--- Start Input for this task ---

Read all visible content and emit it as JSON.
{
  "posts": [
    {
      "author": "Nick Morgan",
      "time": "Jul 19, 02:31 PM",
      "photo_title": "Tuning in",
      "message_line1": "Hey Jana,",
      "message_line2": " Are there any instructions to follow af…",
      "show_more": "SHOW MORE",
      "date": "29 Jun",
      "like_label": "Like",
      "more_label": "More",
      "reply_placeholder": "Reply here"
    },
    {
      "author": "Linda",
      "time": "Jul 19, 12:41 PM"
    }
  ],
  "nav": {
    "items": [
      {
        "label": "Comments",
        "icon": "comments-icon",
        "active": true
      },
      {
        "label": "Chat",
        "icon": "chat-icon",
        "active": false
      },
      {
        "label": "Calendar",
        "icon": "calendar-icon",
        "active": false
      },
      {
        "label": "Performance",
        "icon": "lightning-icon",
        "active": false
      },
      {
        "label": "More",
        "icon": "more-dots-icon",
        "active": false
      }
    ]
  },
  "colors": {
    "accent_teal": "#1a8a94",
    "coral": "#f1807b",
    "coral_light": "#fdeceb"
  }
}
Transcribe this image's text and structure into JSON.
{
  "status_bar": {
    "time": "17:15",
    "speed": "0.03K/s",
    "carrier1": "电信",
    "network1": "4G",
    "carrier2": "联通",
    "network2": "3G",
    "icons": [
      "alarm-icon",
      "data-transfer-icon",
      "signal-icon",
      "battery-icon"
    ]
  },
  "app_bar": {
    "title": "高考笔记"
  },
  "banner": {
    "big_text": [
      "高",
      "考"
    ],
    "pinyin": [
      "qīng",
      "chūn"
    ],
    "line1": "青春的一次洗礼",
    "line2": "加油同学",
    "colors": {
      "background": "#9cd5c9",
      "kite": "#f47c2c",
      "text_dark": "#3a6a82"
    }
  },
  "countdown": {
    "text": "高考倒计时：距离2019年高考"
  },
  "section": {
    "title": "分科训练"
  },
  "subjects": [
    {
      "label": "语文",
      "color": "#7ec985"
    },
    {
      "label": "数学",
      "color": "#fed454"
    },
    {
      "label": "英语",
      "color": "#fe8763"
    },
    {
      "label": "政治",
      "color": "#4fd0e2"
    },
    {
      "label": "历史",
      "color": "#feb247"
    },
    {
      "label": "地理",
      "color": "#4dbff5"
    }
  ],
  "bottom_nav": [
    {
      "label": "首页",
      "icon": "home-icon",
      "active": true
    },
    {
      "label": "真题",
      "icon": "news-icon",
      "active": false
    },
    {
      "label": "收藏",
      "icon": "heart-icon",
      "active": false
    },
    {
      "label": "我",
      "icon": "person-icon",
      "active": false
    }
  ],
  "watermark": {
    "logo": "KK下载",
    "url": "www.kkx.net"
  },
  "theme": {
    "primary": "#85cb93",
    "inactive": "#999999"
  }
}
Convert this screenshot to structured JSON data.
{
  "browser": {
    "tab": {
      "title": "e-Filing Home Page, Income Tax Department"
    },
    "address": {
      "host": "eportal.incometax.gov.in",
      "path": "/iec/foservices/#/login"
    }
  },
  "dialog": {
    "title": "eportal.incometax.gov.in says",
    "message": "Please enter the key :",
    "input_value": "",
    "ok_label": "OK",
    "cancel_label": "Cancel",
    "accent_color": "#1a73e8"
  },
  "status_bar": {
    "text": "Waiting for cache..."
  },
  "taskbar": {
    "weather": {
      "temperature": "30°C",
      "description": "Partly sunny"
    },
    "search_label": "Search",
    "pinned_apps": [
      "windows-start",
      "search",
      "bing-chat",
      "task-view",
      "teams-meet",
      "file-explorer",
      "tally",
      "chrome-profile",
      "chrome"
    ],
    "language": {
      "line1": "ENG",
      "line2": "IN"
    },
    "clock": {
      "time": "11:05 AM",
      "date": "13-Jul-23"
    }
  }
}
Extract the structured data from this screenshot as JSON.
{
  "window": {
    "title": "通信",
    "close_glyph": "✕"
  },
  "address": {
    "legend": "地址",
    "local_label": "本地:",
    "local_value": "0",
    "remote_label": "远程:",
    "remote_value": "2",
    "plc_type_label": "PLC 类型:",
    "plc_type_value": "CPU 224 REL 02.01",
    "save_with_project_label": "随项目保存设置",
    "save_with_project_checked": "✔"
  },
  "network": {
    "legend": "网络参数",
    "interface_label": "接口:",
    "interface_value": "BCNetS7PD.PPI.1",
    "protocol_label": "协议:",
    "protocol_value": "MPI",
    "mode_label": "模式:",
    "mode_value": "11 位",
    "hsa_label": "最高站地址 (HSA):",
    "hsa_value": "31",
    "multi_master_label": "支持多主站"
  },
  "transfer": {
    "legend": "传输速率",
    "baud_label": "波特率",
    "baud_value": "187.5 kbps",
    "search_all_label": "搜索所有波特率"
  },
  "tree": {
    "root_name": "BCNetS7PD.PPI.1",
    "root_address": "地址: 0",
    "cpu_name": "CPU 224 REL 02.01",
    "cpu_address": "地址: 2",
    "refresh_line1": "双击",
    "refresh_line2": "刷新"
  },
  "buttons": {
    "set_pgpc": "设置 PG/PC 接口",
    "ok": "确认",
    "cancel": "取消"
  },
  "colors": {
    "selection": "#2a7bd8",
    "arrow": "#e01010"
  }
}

--- End Input for this task ---

_Required work_
Extract the whole listing, character for character.

_Answer to this problem_
Read all visible content and emit it as JSON.
{
  "posts": [
    {
      "author": "Nick Morgan",
      "time": "Jul 19, 02:31 PM",
      "photo_title": "Tuning in",
      "message_line1": "Hey Jana,",
      "message_line2": " Are there any instructions to follow af…",
      "show_more": "SHOW MORE",
      "date": "29 Jun",
      "like_label": "Like",
      "more_label": "More",
      "reply_placeholder": "Reply here"
    },
    {
      "author": "Linda",
      "time": "Jul 19, 12:41 PM"
    }
  ],
  "nav": {
    "items": [
      {
        "label": "Comments",
        "icon": "comments-icon",
        "active": true
      },
      {
        "label": "Chat",
        "icon": "chat-icon",
        "active": false
      },
      {
        "label": "Calendar",
        "icon": "calendar-icon",
        "active": false
      },
      {
        "label": "Performance",
        "icon": "lightning-icon",
        "active": false
      },
      {
        "label": "More",
        "icon": "more-dots-icon",
        "active": false
      }
    ]
  },
  "colors": {
    "accent_teal": "#1a8a94",
    "coral": "#f1807b",
    "coral_light": "#fdeceb"
  }
}
Transcribe this image's text and structure into JSON.
{
  "status_bar": {
    "time": "17:15",
    "speed": "0.03K/s",
    "carrier1": "电信",
    "network1": "4G",
    "carrier2": "联通",
    "network2": "3G",
    "icons": [
      "alarm-icon",
      "data-transfer-icon",
      "signal-icon",
      "battery-icon"
    ]
  },
  "app_bar": {
    "title": "高考笔记"
  },
  "banner": {
    "big_text": [
      "高",
      "考"
    ],
    "pinyin": [
      "qīng",
      "chūn"
    ],
    "line1": "青春的一次洗礼",
    "line2": "加油同学",
    "colors": {
      "background": "#9cd5c9",
      "kite": "#f47c2c",
      "text_dark": "#3a6a82"
    }
  },
  "countdown": {
    "text": "高考倒计时：距离2019年高考"
  },
  "section": {
    "title": "分科训练"
  },
  "subjects": [
    {
      "label": "语文",
      "color": "#7ec985"
    },
    {
      "label": "数学",
      "color": "#fed454"
    },
    {
      "label": "英语",
      "color": "#fe8763"
    },
    {
      "label": "政治",
      "color": "#4fd0e2"
    },
    {
      "label": "历史",
      "color": "#feb247"
    },
    {
      "label": "地理",
      "color": "#4dbff5"
    }
  ],
  "bottom_nav": [
    {
      "label": "首页",
      "icon": "home-icon",
      "active": true
    },
    {
      "label": "真题",
      "icon": "news-icon",
      "active": false
    },
    {
      "label": "收藏",
      "icon": "heart-icon",
      "active": false
    },
    {
      "label": "我",
      "icon": "person-icon",
      "active": false
    }
  ],
  "watermark": {
    "logo": "KK下载",
    "url": "www.kkx.net"
  },
  "theme": {
    "primary": "#85cb93",
    "inactive": "#999999"
  }
}
Convert this screenshot to structured JSON data.
{
  "browser": {
    "tab": {
      "title": "e-Filing Home Page, Income Tax Department"
    },
    "address": {
      "host": "eportal.incometax.gov.in",
      "path": "/iec/foservices/#/login"
    }
  },
  "dialog": {
    "title": "eportal.incometax.gov.in says",
    "message": "Please enter the key :",
    "input_value": "",
    "ok_label": "OK",
    "cancel_label": "Cancel",
    "accent_color": "#1a73e8"
  },
  "status_bar": {
    "text": "Waiting for cache..."
  },
  "taskbar": {
    "weather": {
      "temperature": "30°C",
      "description": "Partly sunny"
    },
    "search_label": "Search",
    "pinned_apps": [
      "windows-start",
      "search",
      "bing-chat",
      "task-view",
      "teams-meet",
      "file-explorer",
      "tally",
      "chrome-profile",
      "chrome"
    ],
    "language": {
      "line1": "ENG",
      "line2": "IN"
    },
    "clock": {
      "time": "11:05 AM",
      "date": "13-Jul-23"
    }
  }
}
Extract the structured data from this screenshot as JSON.
{
  "window": {
    "title": "通信",
    "close_glyph": "✕"
  },
  "address": {
    "legend": "地址",
    "local_label": "本地:",
    "local_value": "0",
    "remote_label": "远程:",
    "remote_value": "2",
    "plc_type_label": "PLC 类型:",
    "plc_type_value": "CPU 224 REL 02.01",
    "save_with_project_label": "随项目保存设置",
    "save_with_project_checked": "✔"
  },
  "network": {
    "legend": "网络参数",
    "interface_label": "接口:",
    "interface_value": "BCNetS7PD.PPI.1",
    "protocol_label": "协议:",
    "protocol_value": "MPI",
    "mode_label": "模式:",
    "mode_value": "11 位",
    "hsa_label": "最高站地址 (HSA):",
    "hsa_value": "31",
    "multi_master_label": "支持多主站"
  },
  "transfer": {
    "legend": "传输速率",
    "baud_label": "波特率",
    "baud_value": "187.5 kbps",
    "search_all_label": "搜索所有波特率"
  },
  "tree": {
    "root_name": "BCNetS7PD.PPI.1",
    "root_address": "地址: 0",
    "cpu_name": "CPU 224 REL 02.01",
    "cpu_address": "地址: 2",
    "refresh_line1": "双击",
    "refresh_line2": "刷新"
  },
  "buttons": {
    "set_pgpc": "设置 PG/PC 接口",
    "ok": "确认",
    "cancel": "取消"
  },
  "colors": {
    "selection": "#2a7bd8",
    "arrow": "#e01010"
  }
}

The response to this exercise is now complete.